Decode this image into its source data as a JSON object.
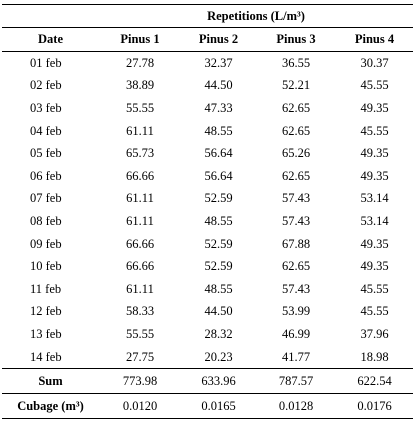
{
  "table": {
    "title": "Repetitions (L/m³)",
    "columns": [
      "Date",
      "Pinus 1",
      "Pinus 2",
      "Pinus 3",
      "Pinus 4"
    ],
    "rows": [
      {
        "date": "01 feb",
        "values": [
          "27.78",
          "32.37",
          "36.55",
          "30.37"
        ]
      },
      {
        "date": "02 feb",
        "values": [
          "38.89",
          "44.50",
          "52.21",
          "45.55"
        ]
      },
      {
        "date": "03 feb",
        "values": [
          "55.55",
          "47.33",
          "62.65",
          "49.35"
        ]
      },
      {
        "date": "04 feb",
        "values": [
          "61.11",
          "48.55",
          "62.65",
          "45.55"
        ]
      },
      {
        "date": "05 feb",
        "values": [
          "65.73",
          "56.64",
          "65.26",
          "49.35"
        ]
      },
      {
        "date": "06 feb",
        "values": [
          "66.66",
          "56.64",
          "62.65",
          "49.35"
        ]
      },
      {
        "date": "07 feb",
        "values": [
          "61.11",
          "52.59",
          "57.43",
          "53.14"
        ]
      },
      {
        "date": "08 feb",
        "values": [
          "61.11",
          "48.55",
          "57.43",
          "53.14"
        ]
      },
      {
        "date": "09 feb",
        "values": [
          "66.66",
          "52.59",
          "67.88",
          "49.35"
        ]
      },
      {
        "date": "10 feb",
        "values": [
          "66.66",
          "52.59",
          "62.65",
          "49.35"
        ]
      },
      {
        "date": "11 feb",
        "values": [
          "61.11",
          "48.55",
          "57.43",
          "45.55"
        ]
      },
      {
        "date": "12 feb",
        "values": [
          "58.33",
          "44.50",
          "53.99",
          "45.55"
        ]
      },
      {
        "date": "13 feb",
        "values": [
          "55.55",
          "28.32",
          "46.99",
          "37.96"
        ]
      },
      {
        "date": "14 feb",
        "values": [
          "27.75",
          "20.23",
          "41.77",
          "18.98"
        ]
      }
    ],
    "sum": {
      "label": "Sum",
      "values": [
        "773.98",
        "633.96",
        "787.57",
        "622.54"
      ]
    },
    "cubage": {
      "label": "Cubage (m³)",
      "values": [
        "0.0120",
        "0.0165",
        "0.0128",
        "0.0176"
      ]
    }
  }
}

STATED GOAL
Print all of the entries word for word. Skip any images they contain.

TASK ANSWER
Decode this image into its source data as a JSON object.
{
  "table": {
    "title": "Repetitions (L/m³)",
    "columns": [
      "Date",
      "Pinus 1",
      "Pinus 2",
      "Pinus 3",
      "Pinus 4"
    ],
    "rows": [
      {
        "date": "01 feb",
        "values": [
          "27.78",
          "32.37",
          "36.55",
          "30.37"
        ]
      },
      {
        "date": "02 feb",
        "values": [
          "38.89",
          "44.50",
          "52.21",
          "45.55"
        ]
      },
      {
        "date": "03 feb",
        "values": [
          "55.55",
          "47.33",
          "62.65",
          "49.35"
        ]
      },
      {
        "date": "04 feb",
        "values": [
          "61.11",
          "48.55",
          "62.65",
          "45.55"
        ]
      },
      {
        "date": "05 feb",
        "values": [
          "65.73",
          "56.64",
          "65.26",
          "49.35"
        ]
      },
      {
        "date": "06 feb",
        "values": [
          "66.66",
          "56.64",
          "62.65",
          "49.35"
        ]
      },
      {
        "date": "07 feb",
        "values": [
          "61.11",
          "52.59",
          "57.43",
          "53.14"
        ]
      },
      {
        "date": "08 feb",
        "values": [
          "61.11",
          "48.55",
          "57.43",
          "53.14"
        ]
      },
      {
        "date": "09 feb",
        "values": [
          "66.66",
          "52.59",
          "67.88",
          "49.35"
        ]
      },
      {
        "date": "10 feb",
        "values": [
          "66.66",
          "52.59",
          "62.65",
          "49.35"
        ]
      },
      {
        "date": "11 feb",
        "values": [
          "61.11",
          "48.55",
          "57.43",
          "45.55"
        ]
      },
      {
        "date": "12 feb",
        "values": [
          "58.33",
          "44.50",
          "53.99",
          "45.55"
        ]
      },
      {
        "date": "13 feb",
        "values": [
          "55.55",
          "28.32",
          "46.99",
          "37.96"
        ]
      },
      {
        "date": "14 feb",
        "values": [
          "27.75",
          "20.23",
          "41.77",
          "18.98"
        ]
      }
    ],
    "sum": {
      "label": "Sum",
      "values": [
        "773.98",
        "633.96",
        "787.57",
        "622.54"
      ]
    },
    "cubage": {
      "label": "Cubage (m³)",
      "values": [
        "0.0120",
        "0.0165",
        "0.0128",
        "0.0176"
      ]
    }
  }
}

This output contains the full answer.